### Description of the task
Copy every record below exactly as it appears.

### Given records
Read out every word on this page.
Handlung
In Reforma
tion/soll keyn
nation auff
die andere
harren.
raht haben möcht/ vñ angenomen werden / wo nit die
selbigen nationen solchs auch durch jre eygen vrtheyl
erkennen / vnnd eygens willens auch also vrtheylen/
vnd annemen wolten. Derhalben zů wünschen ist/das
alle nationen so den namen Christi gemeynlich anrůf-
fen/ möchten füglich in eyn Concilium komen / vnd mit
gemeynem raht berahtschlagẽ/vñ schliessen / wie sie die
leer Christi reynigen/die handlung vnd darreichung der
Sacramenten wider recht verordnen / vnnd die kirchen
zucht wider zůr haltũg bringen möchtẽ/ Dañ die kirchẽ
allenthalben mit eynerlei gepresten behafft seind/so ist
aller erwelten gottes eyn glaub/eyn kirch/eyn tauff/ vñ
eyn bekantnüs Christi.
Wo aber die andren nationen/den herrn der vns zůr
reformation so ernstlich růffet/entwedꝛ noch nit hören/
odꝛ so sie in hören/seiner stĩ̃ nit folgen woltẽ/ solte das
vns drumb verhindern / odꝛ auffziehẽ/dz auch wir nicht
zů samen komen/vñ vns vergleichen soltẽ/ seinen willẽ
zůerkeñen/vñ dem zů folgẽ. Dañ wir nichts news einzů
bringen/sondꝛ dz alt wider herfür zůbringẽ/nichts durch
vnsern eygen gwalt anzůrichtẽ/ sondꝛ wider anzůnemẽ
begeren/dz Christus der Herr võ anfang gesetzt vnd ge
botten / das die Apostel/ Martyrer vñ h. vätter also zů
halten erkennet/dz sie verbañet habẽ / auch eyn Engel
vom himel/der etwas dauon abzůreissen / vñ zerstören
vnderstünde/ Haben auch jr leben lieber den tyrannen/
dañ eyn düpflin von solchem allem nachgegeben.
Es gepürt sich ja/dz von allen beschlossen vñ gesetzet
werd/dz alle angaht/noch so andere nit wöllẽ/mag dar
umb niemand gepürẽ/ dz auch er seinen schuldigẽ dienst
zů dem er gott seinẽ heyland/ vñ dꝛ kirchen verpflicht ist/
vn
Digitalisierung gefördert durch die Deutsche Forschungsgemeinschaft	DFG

### Written reply
Read out every word on this page.
Handlung
In Reforma
tion/soll keyn
nation auff
die andere
harren.
raht haben möcht/ vñ angenomen werden / wo nit die
selbigen nationen solchs auch durch jre eygen vrtheyl
erkennen / vnnd eygens willens auch also vrtheylen/
vnd annemen wolten. Derhalben zů wünschen ist/das
alle nationen so den namen Christi gemeynlich anrůf-
fen/ möchten füglich in eyn Concilium komen / vnd mit
gemeynem raht berahtschlagẽ/vñ schliessen / wie sie die
leer Christi reynigen/die handlung vnd darreichung der
Sacramenten wider recht verordnen / vnnd die kirchen
zucht wider zůr haltũg bringen möchtẽ/ Dañ die kirchẽ
allenthalben mit eynerlei gepresten behafft seind/so ist
aller erwelten gottes eyn glaub/eyn kirch/eyn tauff/ vñ
eyn bekantnüs Christi.
Wo aber die andren nationen/den herrn der vns zůr
reformation so ernstlich růffet/entwedꝛ noch nit hören/
odꝛ so sie in hören/seiner stĩ̃ nit folgen woltẽ/ solte das
vns drumb verhindern / odꝛ auffziehẽ/dz auch wir nicht
zů samen komen/vñ vns vergleichen soltẽ/ seinen willẽ
zůerkeñen/vñ dem zů folgẽ. Dañ wir nichts news einzů
bringen/sondꝛ dz alt wider herfür zůbringẽ/nichts durch
vnsern eygen gwalt anzůrichtẽ/ sondꝛ wider anzůnemẽ
begeren/dz Christus der Herr võ anfang gesetzt vnd ge
botten / das die Apostel/ Martyrer vñ h. vätter also zů
halten erkennet/dz sie verbañet habẽ / auch eyn Engel
vom himel/der etwas dauon abzůreissen / vñ zerstören
vnderstünde/ Haben auch jr leben lieber den tyrannen/
dañ eyn düpflin von solchem allem nachgegeben.
Es gepürt sich ja/dz von allen beschlossen vñ gesetzet
werd/dz alle angaht/noch so andere nit wöllẽ/mag dar
umb niemand gepürẽ/ dz auch er seinen schuldigẽ dienst
zů dem er gott seinẽ heyland/ vñ dꝛ kirchen verpflicht ist/
vn
Digitalisierung gefördert durch die Deutsche Forschungsgemeinschaft	DFG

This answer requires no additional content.